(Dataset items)
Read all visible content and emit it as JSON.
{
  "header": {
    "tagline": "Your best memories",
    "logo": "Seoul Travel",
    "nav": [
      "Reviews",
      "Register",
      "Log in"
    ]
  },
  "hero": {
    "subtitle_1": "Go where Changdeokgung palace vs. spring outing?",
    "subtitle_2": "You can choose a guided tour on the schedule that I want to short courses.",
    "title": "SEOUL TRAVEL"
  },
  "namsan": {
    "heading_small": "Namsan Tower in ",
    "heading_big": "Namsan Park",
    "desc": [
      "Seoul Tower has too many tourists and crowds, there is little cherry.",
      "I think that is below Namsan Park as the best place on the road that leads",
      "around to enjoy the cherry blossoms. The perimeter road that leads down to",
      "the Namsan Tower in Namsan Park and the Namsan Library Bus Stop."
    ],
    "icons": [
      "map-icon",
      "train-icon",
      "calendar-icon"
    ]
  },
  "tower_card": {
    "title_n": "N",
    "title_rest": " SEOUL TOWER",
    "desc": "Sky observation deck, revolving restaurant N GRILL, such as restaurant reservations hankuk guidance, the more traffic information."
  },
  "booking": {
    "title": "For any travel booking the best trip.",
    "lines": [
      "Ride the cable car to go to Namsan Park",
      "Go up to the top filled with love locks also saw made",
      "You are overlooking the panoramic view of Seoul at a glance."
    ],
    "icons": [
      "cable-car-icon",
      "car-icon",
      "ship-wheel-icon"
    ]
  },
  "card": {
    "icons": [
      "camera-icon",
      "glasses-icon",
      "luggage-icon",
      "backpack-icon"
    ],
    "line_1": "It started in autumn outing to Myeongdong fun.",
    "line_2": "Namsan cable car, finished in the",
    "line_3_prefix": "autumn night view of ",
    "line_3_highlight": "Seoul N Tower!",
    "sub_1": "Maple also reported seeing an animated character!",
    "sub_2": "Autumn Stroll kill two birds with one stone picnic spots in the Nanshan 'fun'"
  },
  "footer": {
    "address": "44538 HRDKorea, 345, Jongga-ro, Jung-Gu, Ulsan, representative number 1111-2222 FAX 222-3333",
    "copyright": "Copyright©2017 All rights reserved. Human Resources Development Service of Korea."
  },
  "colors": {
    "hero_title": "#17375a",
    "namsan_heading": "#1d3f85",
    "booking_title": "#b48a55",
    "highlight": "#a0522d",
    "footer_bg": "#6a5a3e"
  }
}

#### [WHAT YOU HAVE TO DO]
Would you reproduce all the entries exactly?

#### [WRITTEN RESPONSE]
Read all visible content and emit it as JSON.
{
  "header": {
    "tagline": "Your best memories",
    "logo": "Seoul Travel",
    "nav": [
      "Reviews",
      "Register",
      "Log in"
    ]
  },
  "hero": {
    "subtitle_1": "Go where Changdeokgung palace vs. spring outing?",
    "subtitle_2": "You can choose a guided tour on the schedule that I want to short courses.",
    "title": "SEOUL TRAVEL"
  },
  "namsan": {
    "heading_small": "Namsan Tower in ",
    "heading_big": "Namsan Park",
    "desc": [
      "Seoul Tower has too many tourists and crowds, there is little cherry.",
      "I think that is below Namsan Park as the best place on the road that leads",
      "around to enjoy the cherry blossoms. The perimeter road that leads down to",
      "the Namsan Tower in Namsan Park and the Namsan Library Bus Stop."
    ],
    "icons": [
      "map-icon",
      "train-icon",
      "calendar-icon"
    ]
  },
  "tower_card": {
    "title_n": "N",
    "title_rest": " SEOUL TOWER",
    "desc": "Sky observation deck, revolving restaurant N GRILL, such as restaurant reservations hankuk guidance, the more traffic information."
  },
  "booking": {
    "title": "For any travel booking the best trip.",
    "lines": [
      "Ride the cable car to go to Namsan Park",
      "Go up to the top filled with love locks also saw made",
      "You are overlooking the panoramic view of Seoul at a glance."
    ],
    "icons": [
      "cable-car-icon",
      "car-icon",
      "ship-wheel-icon"
    ]
  },
  "card": {
    "icons": [
      "camera-icon",
      "glasses-icon",
      "luggage-icon",
      "backpack-icon"
    ],
    "line_1": "It started in autumn outing to Myeongdong fun.",
    "line_2": "Namsan cable car, finished in the",
    "line_3_prefix": "autumn night view of ",
    "line_3_highlight": "Seoul N Tower!",
    "sub_1": "Maple also reported seeing an animated character!",
    "sub_2": "Autumn Stroll kill two birds with one stone picnic spots in the Nanshan 'fun'"
  },
  "footer": {
    "address": "44538 HRDKorea, 345, Jongga-ro, Jung-Gu, Ulsan, representative number 1111-2222 FAX 222-3333",
    "copyright": "Copyright©2017 All rights reserved. Human Resources Development Service of Korea."
  },
  "colors": {
    "hero_title": "#17375a",
    "namsan_heading": "#1d3f85",
    "booking_title": "#b48a55",
    "highlight": "#a0522d",
    "footer_bg": "#6a5a3e"
  }
}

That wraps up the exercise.